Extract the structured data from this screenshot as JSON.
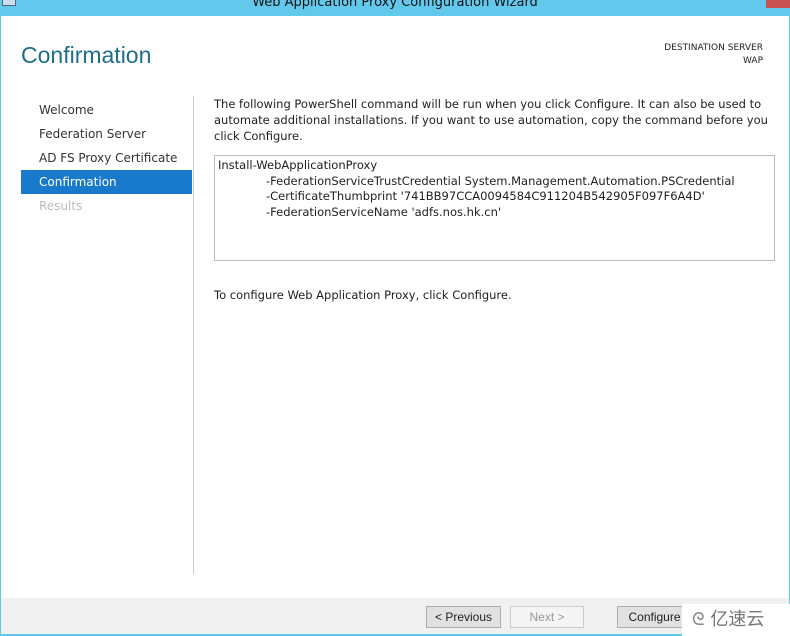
{
  "window": {
    "title": "Web Application Proxy Configuration Wizard"
  },
  "header": {
    "title": "Confirmation",
    "dest_label": "DESTINATION SERVER",
    "dest_value": "WAP"
  },
  "nav": {
    "items": [
      {
        "label": "Welcome"
      },
      {
        "label": "Federation Server"
      },
      {
        "label": "AD FS Proxy Certificate"
      },
      {
        "label": "Confirmation"
      },
      {
        "label": "Results"
      }
    ]
  },
  "main": {
    "intro": "The following PowerShell command will be run when you click Configure. It can also be used to automate additional installations. If you want to use automation, copy the command before you click Configure.",
    "command": [
      "Install-WebApplicationProxy",
      "-FederationServiceTrustCredential System.Management.Automation.PSCredential",
      "-CertificateThumbprint '741BB97CCA0094584C911204B542905F097F6A4D'",
      "-FederationServiceName 'adfs.nos.hk.cn'"
    ],
    "hint": "To configure Web Application Proxy, click Configure."
  },
  "footer": {
    "previous": "< Previous",
    "next": "Next >",
    "configure": "Configure"
  },
  "watermark": "亿速云"
}
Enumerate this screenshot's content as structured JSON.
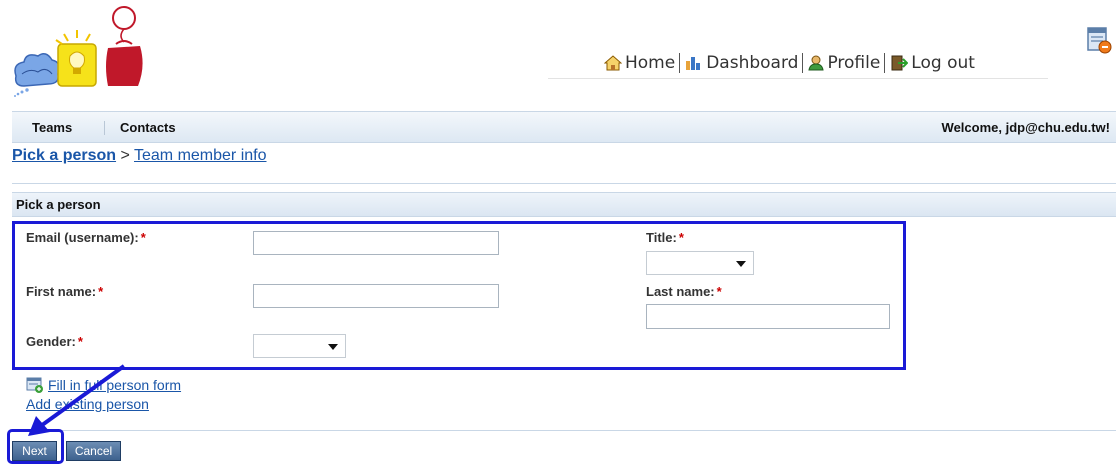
{
  "topnav": {
    "home": "Home",
    "dashboard": "Dashboard",
    "profile": "Profile",
    "logout": "Log out"
  },
  "menu": {
    "items": [
      "Teams",
      "Contacts"
    ],
    "welcome": "Welcome, jdp@chu.edu.tw!"
  },
  "breadcrumb": {
    "current": "Pick a person",
    "separator": ">",
    "next": "Team member info"
  },
  "panel": {
    "title": "Pick a person",
    "fields": {
      "email_label": "Email (username):",
      "firstname_label": "First name:",
      "gender_label": "Gender:",
      "title_label": "Title:",
      "lastname_label": "Last name:",
      "required_mark": "*"
    }
  },
  "links": {
    "fill_full_form": "Fill in full person form",
    "add_existing": "Add existing person"
  },
  "buttons": {
    "next": "Next",
    "cancel": "Cancel"
  },
  "colors": {
    "link": "#1a56a8",
    "annotation": "#1a1ad6",
    "required": "#cc0000"
  }
}
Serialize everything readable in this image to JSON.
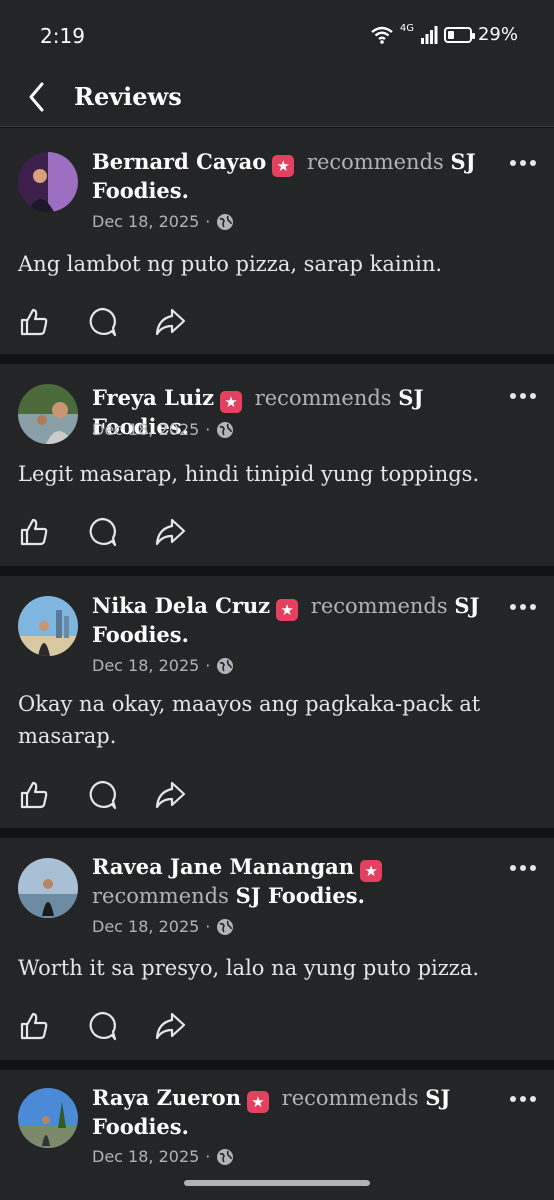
{
  "status_bar": {
    "time": "2:19",
    "network": "4G",
    "battery": "29%",
    "battery_level": 0.29
  },
  "header": {
    "title": "Reviews"
  },
  "reviews": [
    {
      "name": "Bernard Cayao",
      "recommends": "recommends",
      "page": "SJ Foodies.",
      "date": "Dec 18, 2025",
      "dot": "·",
      "text": "Ang lambot ng puto pizza, sarap kainin."
    },
    {
      "name": "Freya Luiz",
      "recommends": "recommends",
      "page": "SJ Foodies.",
      "date": "Dec 18, 2025",
      "dot": "·",
      "text": "Legit masarap, hindi tinipid yung toppings."
    },
    {
      "name": "Nika Dela Cruz",
      "recommends": "recommends",
      "page": "SJ Foodies.",
      "date": "Dec 18, 2025",
      "dot": "·",
      "text": "Okay na okay, maayos ang pagkaka-pack at masarap."
    },
    {
      "name": "Ravea Jane Manangan",
      "recommends": "recommends",
      "page": "SJ Foodies.",
      "date": "Dec 18, 2025",
      "dot": "·",
      "text": "Worth it sa presyo, lalo na yung puto pizza."
    },
    {
      "name": "Raya Zueron",
      "recommends": "recommends",
      "page": "SJ Foodies.",
      "date": "Dec 18, 2025",
      "dot": "·",
      "text": ""
    }
  ],
  "icons": {
    "badge": "recommend-star-icon",
    "privacy": "globe-icon",
    "more": "more-options-icon",
    "like": "thumbs-up-icon",
    "comment": "comment-icon",
    "share": "share-icon"
  },
  "colors": {
    "badge": "#e4405f",
    "background": "#242526"
  }
}
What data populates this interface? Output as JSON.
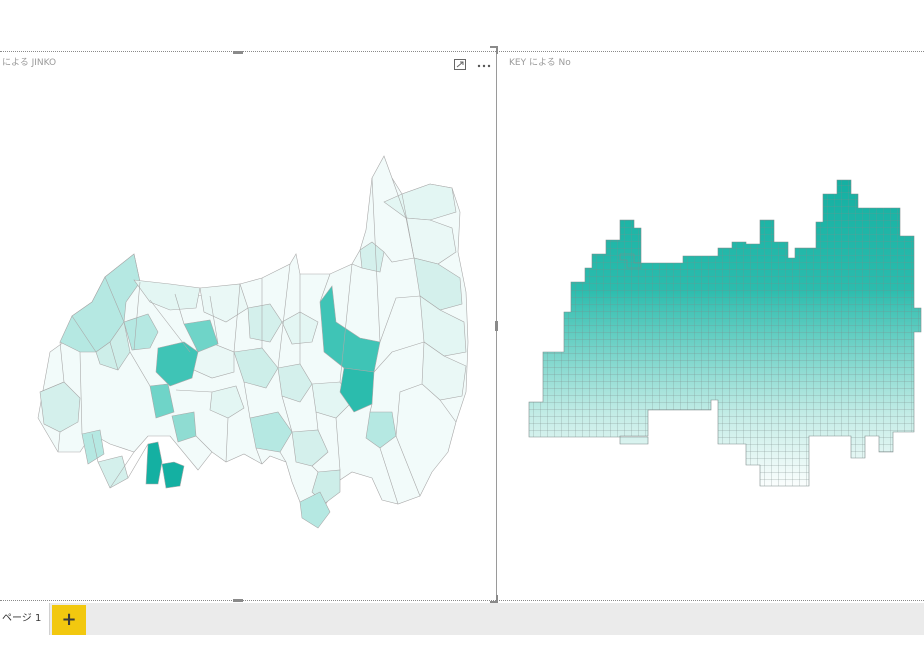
{
  "report": {
    "left_visual": {
      "title": "による JINKO"
    },
    "right_visual": {
      "title": "KEY による No"
    }
  },
  "colors": {
    "fill_dark": "#14b0a2",
    "fill_mid": "#3fc4b6",
    "fill_light": "#b5e8e2",
    "fill_pale": "#f2fbfa",
    "border": "#9a9a9a",
    "tab_add": "#f2c80f"
  },
  "icons": {
    "focus_mode": "focus-mode-icon",
    "more_options": "more-options-icon",
    "add_page": "plus-icon"
  },
  "tabs": {
    "pages": [
      {
        "label": "ページ 1",
        "active": true
      }
    ],
    "add_label": "+"
  }
}
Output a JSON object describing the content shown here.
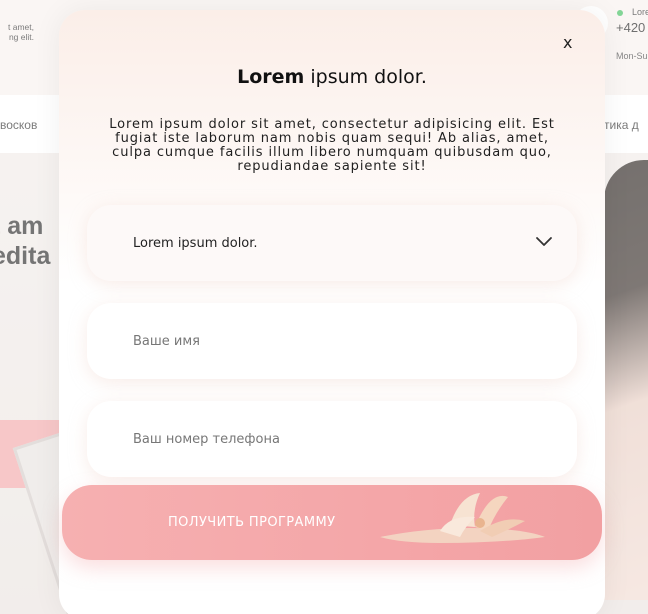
{
  "background": {
    "top_left_text_line1": "t amet,",
    "top_left_text_line2": "ng elit.",
    "status_text": "Lore",
    "phone": "+420",
    "hours": "Mon-Su",
    "nav_left": "восков",
    "nav_right": "тика д",
    "hero_line1": "t am",
    "hero_line2": "edita"
  },
  "modal": {
    "close_label": "x",
    "title_bold": "Lorem",
    "title_rest": " ipsum dolor.",
    "description": "Lorem ipsum dolor sit amet, consectetur adipisicing elit. Est fugiat iste laborum nam nobis quam sequi! Ab alias, amet, culpa cumque facilis illum libero numquam quibusdam quo, repudiandae sapiente sit!",
    "select": {
      "value": "Lorem ipsum dolor."
    },
    "name_field": {
      "placeholder": "Ваше имя"
    },
    "phone_field": {
      "placeholder": "Ваш номер телефона"
    },
    "submit_label": "ПОЛУЧИТЬ ПРОГРАММУ"
  },
  "colors": {
    "accent_pink": "#f4a6a8",
    "status_green": "#3fbf5f"
  }
}
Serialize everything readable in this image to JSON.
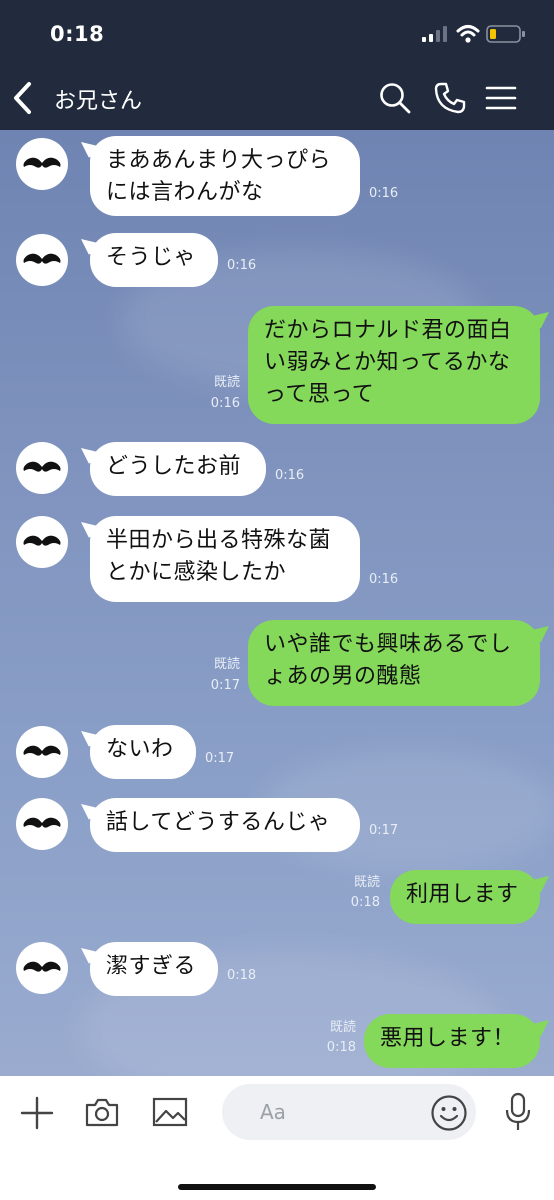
{
  "status_bar": {
    "time": "0:18"
  },
  "header": {
    "title": "お兄さん"
  },
  "messages": [
    {
      "side": "in",
      "text": "まああんまり大っぴら\nには言わんがな",
      "time": "0:16"
    },
    {
      "side": "in",
      "text": "そうじゃ",
      "time": "0:16"
    },
    {
      "side": "out",
      "text": "だからロナルド君の面白\nい弱みとか知ってるかな\nって思って",
      "read": "既読",
      "time": "0:16"
    },
    {
      "side": "in",
      "text": "どうしたお前",
      "time": "0:16"
    },
    {
      "side": "in",
      "text": "半田から出る特殊な菌\nとかに感染したか",
      "time": "0:16"
    },
    {
      "side": "out",
      "text": "いや誰でも興味あるでし\nょあの男の醜態",
      "read": "既読",
      "time": "0:17"
    },
    {
      "side": "in",
      "text": "ないわ",
      "time": "0:17"
    },
    {
      "side": "in",
      "text": "話してどうするんじゃ",
      "time": "0:17"
    },
    {
      "side": "out",
      "text": "利用します",
      "read": "既読",
      "time": "0:18"
    },
    {
      "side": "in",
      "text": "潔すぎる",
      "time": "0:18"
    },
    {
      "side": "out",
      "text": "悪用します！",
      "read": "既読",
      "time": "0:18"
    }
  ],
  "input": {
    "placeholder": "Aa"
  },
  "icons": {
    "back": "chevron-left-icon",
    "search": "search-icon",
    "call": "phone-icon",
    "menu": "menu-icon",
    "add": "plus-icon",
    "camera": "camera-icon",
    "image": "image-icon",
    "emoji": "smiley-icon",
    "mic": "mic-icon"
  },
  "colors": {
    "header": "#212b3d",
    "outgoing_bubble": "#84d85a",
    "incoming_bubble": "#ffffff",
    "chat_bg": "#8094bd"
  }
}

+++

TASK DIRECTIONS —
Exact duplication of all the records is required; pictures are omitted from the copy.

THE OUTPUT —
Extract the structured data from this screenshot as JSON.
{
  "window": {
    "title": "Web Application Proxy Configuration Wizard"
  },
  "header": {
    "title": "Confirmation",
    "dest_label": "DESTINATION SERVER",
    "dest_value": "WAP"
  },
  "nav": {
    "items": [
      {
        "label": "Welcome"
      },
      {
        "label": "Federation Server"
      },
      {
        "label": "AD FS Proxy Certificate"
      },
      {
        "label": "Confirmation"
      },
      {
        "label": "Results"
      }
    ]
  },
  "main": {
    "intro": "The following PowerShell command will be run when you click Configure. It can also be used to automate additional installations. If you want to use automation, copy the command before you click Configure.",
    "command": [
      "Install-WebApplicationProxy",
      "-FederationServiceTrustCredential System.Management.Automation.PSCredential",
      "-CertificateThumbprint '741BB97CCA0094584C911204B542905F097F6A4D'",
      "-FederationServiceName 'adfs.nos.hk.cn'"
    ],
    "hint": "To configure Web Application Proxy, click Configure."
  },
  "footer": {
    "previous": "< Previous",
    "next": "Next >",
    "configure": "Configure"
  },
  "watermark": "亿速云"
}
Enumerate this screenshot's content as structured JSON.
{
  "topnav": {
    "home": "Home",
    "dashboard": "Dashboard",
    "profile": "Profile",
    "logout": "Log out"
  },
  "menu": {
    "items": [
      "Teams",
      "Contacts"
    ],
    "welcome": "Welcome, jdp@chu.edu.tw!"
  },
  "breadcrumb": {
    "current": "Pick a person",
    "separator": ">",
    "next": "Team member info"
  },
  "panel": {
    "title": "Pick a person",
    "fields": {
      "email_label": "Email (username):",
      "firstname_label": "First name:",
      "gender_label": "Gender:",
      "title_label": "Title:",
      "lastname_label": "Last name:",
      "required_mark": "*"
    }
  },
  "links": {
    "fill_full_form": "Fill in full person form",
    "add_existing": "Add existing person"
  },
  "buttons": {
    "next": "Next",
    "cancel": "Cancel"
  },
  "colors": {
    "link": "#1a56a8",
    "annotation": "#1a1ad6",
    "required": "#cc0000"
  }
}
Serialize everything readable in this image to JSON.
{
  "status_bar": {
    "time": "2:19",
    "network": "4G",
    "battery": "29%",
    "battery_level": 0.29
  },
  "header": {
    "title": "Reviews"
  },
  "reviews": [
    {
      "name": "Bernard Cayao",
      "recommends": "recommends",
      "page": "SJ Foodies.",
      "date": "Dec 18, 2025",
      "dot": "·",
      "text": "Ang lambot ng puto pizza, sarap kainin."
    },
    {
      "name": "Freya Luiz",
      "recommends": "recommends",
      "page": "SJ Foodies.",
      "date": "Dec 18, 2025",
      "dot": "·",
      "text": "Legit masarap, hindi tinipid yung toppings."
    },
    {
      "name": "Nika Dela Cruz",
      "recommends": "recommends",
      "page": "SJ Foodies.",
      "date": "Dec 18, 2025",
      "dot": "·",
      "text": "Okay na okay, maayos ang pagkaka-pack at masarap."
    },
    {
      "name": "Ravea Jane Manangan",
      "recommends": "recommends",
      "page": "SJ Foodies.",
      "date": "Dec 18, 2025",
      "dot": "·",
      "text": "Worth it sa presyo, lalo na yung puto pizza."
    },
    {
      "name": "Raya Zueron",
      "recommends": "recommends",
      "page": "SJ Foodies.",
      "date": "Dec 18, 2025",
      "dot": "·",
      "text": ""
    }
  ],
  "icons": {
    "badge": "recommend-star-icon",
    "privacy": "globe-icon",
    "more": "more-options-icon",
    "like": "thumbs-up-icon",
    "comment": "comment-icon",
    "share": "share-icon"
  },
  "colors": {
    "badge": "#e4405f",
    "background": "#242526"
  }
}
What data populates this interface? Output as JSON.
{
  "report": {
    "left_visual": {
      "title": "による JINKO"
    },
    "right_visual": {
      "title": "KEY による No"
    }
  },
  "colors": {
    "fill_dark": "#14b0a2",
    "fill_mid": "#3fc4b6",
    "fill_light": "#b5e8e2",
    "fill_pale": "#f2fbfa",
    "border": "#9a9a9a",
    "tab_add": "#f2c80f"
  },
  "icons": {
    "focus_mode": "focus-mode-icon",
    "more_options": "more-options-icon",
    "add_page": "plus-icon"
  },
  "tabs": {
    "pages": [
      {
        "label": "ページ 1",
        "active": true
      }
    ],
    "add_label": "+"
  }
}
Output a JSON object describing the content shown here.
{
  "background": {
    "top_left_text_line1": "t amet,",
    "top_left_text_line2": "ng elit.",
    "status_text": "Lore",
    "phone": "+420",
    "hours": "Mon-Su",
    "nav_left": "восков",
    "nav_right": "тика д",
    "hero_line1": "t am",
    "hero_line2": "edita"
  },
  "modal": {
    "close_label": "x",
    "title_bold": "Lorem",
    "title_rest": " ipsum dolor.",
    "description": "Lorem ipsum dolor sit amet, consectetur adipisicing elit. Est fugiat iste laborum nam nobis quam sequi! Ab alias, amet, culpa cumque facilis illum libero numquam quibusdam quo, repudiandae sapiente sit!",
    "select": {
      "value": "Lorem ipsum dolor."
    },
    "name_field": {
      "placeholder": "Ваше имя"
    },
    "phone_field": {
      "placeholder": "Ваш номер телефона"
    },
    "submit_label": "ПОЛУЧИТЬ ПРОГРАММУ"
  },
  "colors": {
    "accent_pink": "#f4a6a8",
    "status_green": "#3fbf5f"
  }
}
Serialize everything readable in this image to JSON.
{
  "status_bar": {
    "time": "0:18"
  },
  "header": {
    "title": "お兄さん"
  },
  "messages": [
    {
      "side": "in",
      "text": "まああんまり大っぴら\nには言わんがな",
      "time": "0:16"
    },
    {
      "side": "in",
      "text": "そうじゃ",
      "time": "0:16"
    },
    {
      "side": "out",
      "text": "だからロナルド君の面白\nい弱みとか知ってるかな\nって思って",
      "read": "既読",
      "time": "0:16"
    },
    {
      "side": "in",
      "text": "どうしたお前",
      "time": "0:16"
    },
    {
      "side": "in",
      "text": "半田から出る特殊な菌\nとかに感染したか",
      "time": "0:16"
    },
    {
      "side": "out",
      "text": "いや誰でも興味あるでし\nょあの男の醜態",
      "read": "既読",
      "time": "0:17"
    },
    {
      "side": "in",
      "text": "ないわ",
      "time": "0:17"
    },
    {
      "side": "in",
      "text": "話してどうするんじゃ",
      "time": "0:17"
    },
    {
      "side": "out",
      "text": "利用します",
      "read": "既読",
      "time": "0:18"
    },
    {
      "side": "in",
      "text": "潔すぎる",
      "time": "0:18"
    },
    {
      "side": "out",
      "text": "悪用します！",
      "read": "既読",
      "time": "0:18"
    }
  ],
  "input": {
    "placeholder": "Aa"
  },
  "icons": {
    "back": "chevron-left-icon",
    "search": "search-icon",
    "call": "phone-icon",
    "menu": "menu-icon",
    "add": "plus-icon",
    "camera": "camera-icon",
    "image": "image-icon",
    "emoji": "smiley-icon",
    "mic": "mic-icon"
  },
  "colors": {
    "header": "#212b3d",
    "outgoing_bubble": "#84d85a",
    "incoming_bubble": "#ffffff",
    "chat_bg": "#8094bd"
  }
}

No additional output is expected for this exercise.